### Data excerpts
----

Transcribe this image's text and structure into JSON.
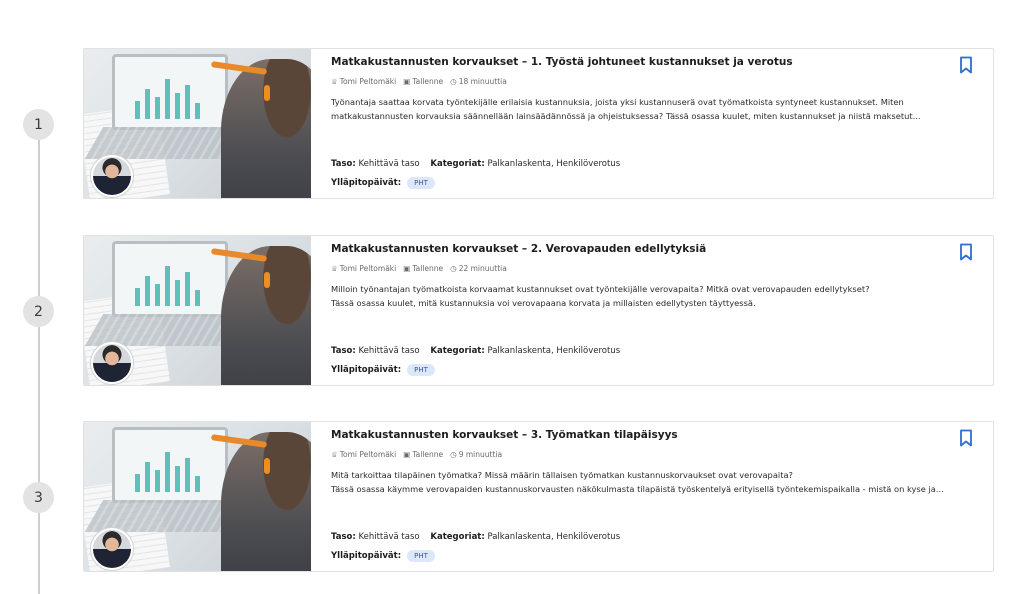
{
  "steps": [
    "1",
    "2",
    "3"
  ],
  "labels": {
    "level": "Taso:",
    "categories": "Kategoriat:",
    "maintenance": "Ylläpitopäivät:"
  },
  "icons": {
    "author": "presenter-icon",
    "format": "recording-icon",
    "duration": "clock-icon",
    "bookmark": "bookmark-icon"
  },
  "colors": {
    "accent": "#2f6dd0",
    "badge_bg": "#dce7fa"
  },
  "courses": [
    {
      "title": "Matkakustannusten korvaukset – 1. Työstä johtuneet kustannukset ja verotus",
      "author": "Tomi Peltomäki",
      "format": "Tallenne",
      "duration": "18 minuuttia",
      "desc_line1": "Työnantaja saattaa korvata työntekijälle erilaisia kustannuksia, joista yksi kustannuserä ovat työmatkoista syntyneet kustannukset. Miten",
      "desc_line2": "matkakustannusten korvauksia säännellään lainsäädännössä ja ohjeistuksessa? Tässä osassa kuulet, miten kustannukset ja niistä maksetut...",
      "level": "Kehittävä taso",
      "categories": "Palkanlaskenta,  Henkilöverotus",
      "maintenance": "PHT"
    },
    {
      "title": "Matkakustannusten korvaukset – 2. Verovapauden edellytyksiä",
      "author": "Tomi Peltomäki",
      "format": "Tallenne",
      "duration": "22 minuuttia",
      "desc_line1": "Milloin työnantajan työmatkoista korvaamat kustannukset ovat työntekijälle verovapaita? Mitkä ovat verovapauden edellytykset?",
      "desc_line2": "Tässä osassa kuulet, mitä kustannuksia voi verovapaana korvata ja millaisten edellytysten täyttyessä.",
      "level": "Kehittävä taso",
      "categories": "Palkanlaskenta,  Henkilöverotus",
      "maintenance": "PHT"
    },
    {
      "title": "Matkakustannusten korvaukset – 3. Työmatkan tilapäisyys",
      "author": "Tomi Peltomäki",
      "format": "Tallenne",
      "duration": "9 minuuttia",
      "desc_line1": "Mitä tarkoittaa tilapäinen työmatka? Missä määrin tällaisen työmatkan kustannuskorvaukset ovat verovapaita?",
      "desc_line2": "Tässä osassa käymme verovapaiden kustannuskorvausten näkökulmasta tilapäistä työskentelyä erityisellä työntekemispaikalla - mistä on kyse ja...",
      "level": "Kehittävä taso",
      "categories": "Palkanlaskenta,  Henkilöverotus",
      "maintenance": "PHT"
    }
  ]
}
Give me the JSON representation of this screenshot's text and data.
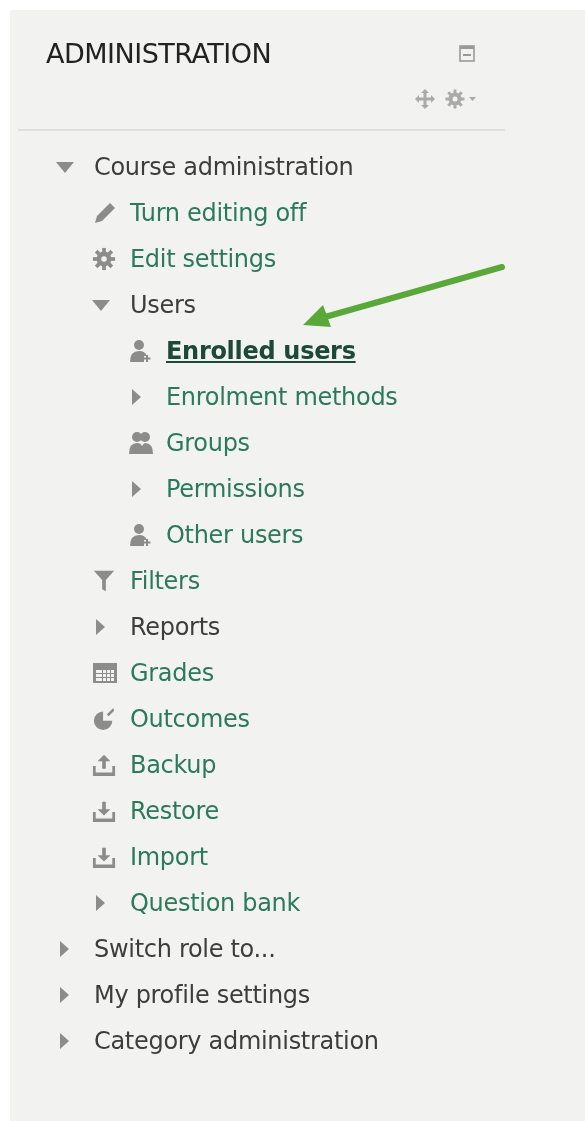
{
  "block": {
    "title": "ADMINISTRATION"
  },
  "tree": [
    {
      "kind": "branch",
      "label": "Course administration",
      "link": false,
      "expanded": true,
      "selected": false,
      "children": [
        {
          "kind": "edit",
          "label": "Turn editing off",
          "selected": false
        },
        {
          "kind": "settings",
          "label": "Edit settings",
          "selected": false
        },
        {
          "kind": "branch",
          "label": "Users",
          "link": false,
          "expanded": true,
          "selected": false,
          "children": [
            {
              "kind": "user-add",
              "label": "Enrolled users",
              "selected": true
            },
            {
              "kind": "branch",
              "label": "Enrolment methods",
              "link": true,
              "expanded": false,
              "selected": false
            },
            {
              "kind": "group",
              "label": "Groups",
              "selected": false
            },
            {
              "kind": "branch",
              "label": "Permissions",
              "link": true,
              "expanded": false,
              "selected": false
            },
            {
              "kind": "user-add",
              "label": "Other users",
              "selected": false
            }
          ]
        },
        {
          "kind": "filter",
          "label": "Filters",
          "selected": false
        },
        {
          "kind": "branch",
          "label": "Reports",
          "link": false,
          "expanded": false,
          "selected": false
        },
        {
          "kind": "grades",
          "label": "Grades",
          "selected": false
        },
        {
          "kind": "outcomes",
          "label": "Outcomes",
          "selected": false
        },
        {
          "kind": "backup",
          "label": "Backup",
          "selected": false
        },
        {
          "kind": "restore",
          "label": "Restore",
          "selected": false
        },
        {
          "kind": "restore",
          "label": "Import",
          "selected": false
        },
        {
          "kind": "branch",
          "label": "Question bank",
          "link": true,
          "expanded": false,
          "selected": false
        }
      ]
    },
    {
      "kind": "branch",
      "label": "Switch role to...",
      "link": false,
      "expanded": false,
      "selected": false
    },
    {
      "kind": "branch",
      "label": "My profile settings",
      "link": false,
      "expanded": false,
      "selected": false
    },
    {
      "kind": "branch",
      "label": "Category administration",
      "link": false,
      "expanded": false,
      "selected": false
    }
  ]
}
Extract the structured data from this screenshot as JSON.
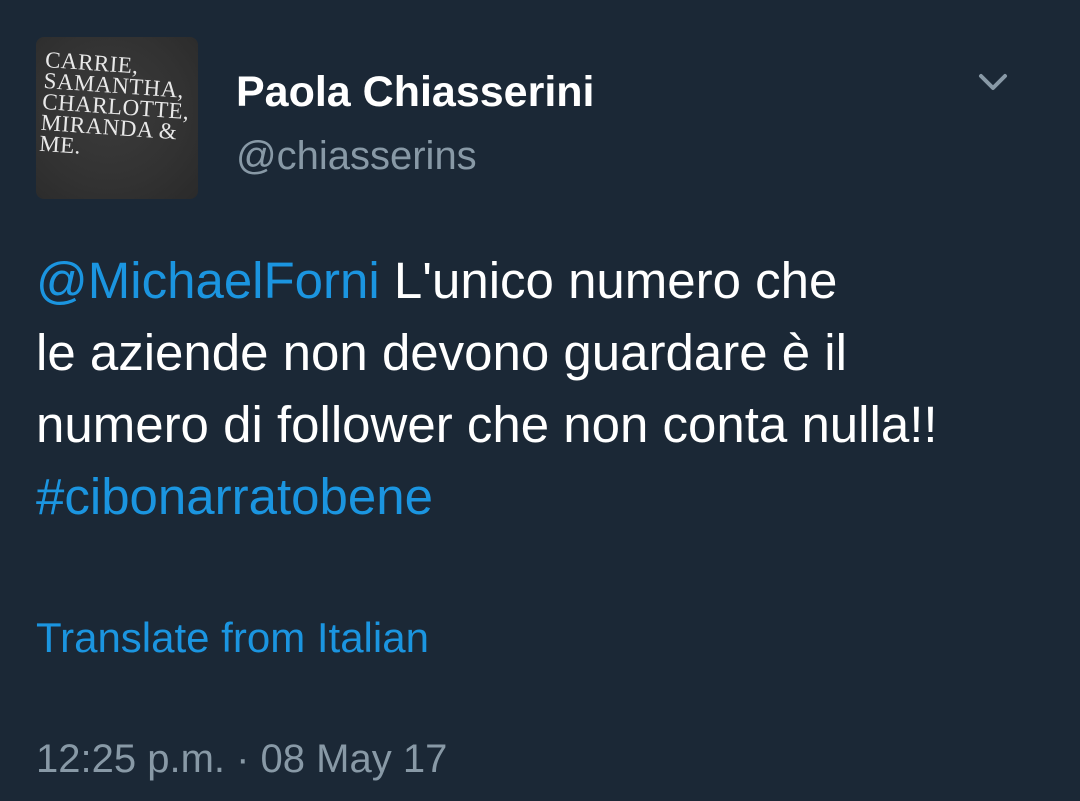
{
  "user": {
    "display_name": "Paola Chiasserini",
    "handle": "@chiasserins",
    "avatar_lines": [
      "CARRIE,",
      "SAMANTHA,",
      "CHARLOTTE,",
      "MIRANDA &",
      "ME."
    ]
  },
  "tweet": {
    "mention": "@MichaelForni",
    "text_line1": " L'unico numero che",
    "text_line2": "le aziende non devono guardare è il",
    "text_line3": "numero di follower che non conta nulla!!",
    "hashtag": "#cibonarratobene"
  },
  "translate_label": "Translate from Italian",
  "timestamp": "12:25 p.m. · 08 May 17",
  "icons": {
    "menu": "chevron-down-icon"
  },
  "colors": {
    "background": "#1b2836",
    "link": "#1b95e0",
    "secondary_text": "#8899a6",
    "primary_text": "#ffffff"
  }
}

----

### What you are asked to do
Without including any pictures, output all the entries above exactly.

### Problem solution
Transcribe this image's text and structure into JSON.
{
  "steps": [
    "1",
    "2",
    "3"
  ],
  "labels": {
    "level": "Taso:",
    "categories": "Kategoriat:",
    "maintenance": "Ylläpitopäivät:"
  },
  "icons": {
    "author": "presenter-icon",
    "format": "recording-icon",
    "duration": "clock-icon",
    "bookmark": "bookmark-icon"
  },
  "colors": {
    "accent": "#2f6dd0",
    "badge_bg": "#dce7fa"
  },
  "courses": [
    {
      "title": "Matkakustannusten korvaukset – 1. Työstä johtuneet kustannukset ja verotus",
      "author": "Tomi Peltomäki",
      "format": "Tallenne",
      "duration": "18 minuuttia",
      "desc_line1": "Työnantaja saattaa korvata työntekijälle erilaisia kustannuksia, joista yksi kustannuserä ovat työmatkoista syntyneet kustannukset. Miten",
      "desc_line2": "matkakustannusten korvauksia säännellään lainsäädännössä ja ohjeistuksessa? Tässä osassa kuulet, miten kustannukset ja niistä maksetut...",
      "level": "Kehittävä taso",
      "categories": "Palkanlaskenta,  Henkilöverotus",
      "maintenance": "PHT"
    },
    {
      "title": "Matkakustannusten korvaukset – 2. Verovapauden edellytyksiä",
      "author": "Tomi Peltomäki",
      "format": "Tallenne",
      "duration": "22 minuuttia",
      "desc_line1": "Milloin työnantajan työmatkoista korvaamat kustannukset ovat työntekijälle verovapaita? Mitkä ovat verovapauden edellytykset?",
      "desc_line2": "Tässä osassa kuulet, mitä kustannuksia voi verovapaana korvata ja millaisten edellytysten täyttyessä.",
      "level": "Kehittävä taso",
      "categories": "Palkanlaskenta,  Henkilöverotus",
      "maintenance": "PHT"
    },
    {
      "title": "Matkakustannusten korvaukset – 3. Työmatkan tilapäisyys",
      "author": "Tomi Peltomäki",
      "format": "Tallenne",
      "duration": "9 minuuttia",
      "desc_line1": "Mitä tarkoittaa tilapäinen työmatka? Missä määrin tällaisen työmatkan kustannuskorvaukset ovat verovapaita?",
      "desc_line2": "Tässä osassa käymme verovapaiden kustannuskorvausten näkökulmasta tilapäistä työskentelyä erityisellä työntekemispaikalla - mistä on kyse ja...",
      "level": "Kehittävä taso",
      "categories": "Palkanlaskenta,  Henkilöverotus",
      "maintenance": "PHT"
    }
  ]
}
Give me the JSON representation of this screenshot's text and data.
{
  "block": {
    "title": "ADMINISTRATION"
  },
  "tree": [
    {
      "kind": "branch",
      "label": "Course administration",
      "link": false,
      "expanded": true,
      "selected": false,
      "children": [
        {
          "kind": "edit",
          "label": "Turn editing off",
          "selected": false
        },
        {
          "kind": "settings",
          "label": "Edit settings",
          "selected": false
        },
        {
          "kind": "branch",
          "label": "Users",
          "link": false,
          "expanded": true,
          "selected": false,
          "children": [
            {
              "kind": "user-add",
              "label": "Enrolled users",
              "selected": true
            },
            {
              "kind": "branch",
              "label": "Enrolment methods",
              "link": true,
              "expanded": false,
              "selected": false
            },
            {
              "kind": "group",
              "label": "Groups",
              "selected": false
            },
            {
              "kind": "branch",
              "label": "Permissions",
              "link": true,
              "expanded": false,
              "selected": false
            },
            {
              "kind": "user-add",
              "label": "Other users",
              "selected": false
            }
          ]
        },
        {
          "kind": "filter",
          "label": "Filters",
          "selected": false
        },
        {
          "kind": "branch",
          "label": "Reports",
          "link": false,
          "expanded": false,
          "selected": false
        },
        {
          "kind": "grades",
          "label": "Grades",
          "selected": false
        },
        {
          "kind": "outcomes",
          "label": "Outcomes",
          "selected": false
        },
        {
          "kind": "backup",
          "label": "Backup",
          "selected": false
        },
        {
          "kind": "restore",
          "label": "Restore",
          "selected": false
        },
        {
          "kind": "restore",
          "label": "Import",
          "selected": false
        },
        {
          "kind": "branch",
          "label": "Question bank",
          "link": true,
          "expanded": false,
          "selected": false
        }
      ]
    },
    {
      "kind": "branch",
      "label": "Switch role to...",
      "link": false,
      "expanded": false,
      "selected": false
    },
    {
      "kind": "branch",
      "label": "My profile settings",
      "link": false,
      "expanded": false,
      "selected": false
    },
    {
      "kind": "branch",
      "label": "Category administration",
      "link": false,
      "expanded": false,
      "selected": false
    }
  ]
}
Extract the structured data from this screenshot as JSON.
{
  "user": {
    "display_name": "Paola Chiasserini",
    "handle": "@chiasserins",
    "avatar_lines": [
      "CARRIE,",
      "SAMANTHA,",
      "CHARLOTTE,",
      "MIRANDA &",
      "ME."
    ]
  },
  "tweet": {
    "mention": "@MichaelForni",
    "text_line1": " L'unico numero che",
    "text_line2": "le aziende non devono guardare è il",
    "text_line3": "numero di follower che non conta nulla!!",
    "hashtag": "#cibonarratobene"
  },
  "translate_label": "Translate from Italian",
  "timestamp": "12:25 p.m. · 08 May 17",
  "icons": {
    "menu": "chevron-down-icon"
  },
  "colors": {
    "background": "#1b2836",
    "link": "#1b95e0",
    "secondary_text": "#8899a6",
    "primary_text": "#ffffff"
  }
}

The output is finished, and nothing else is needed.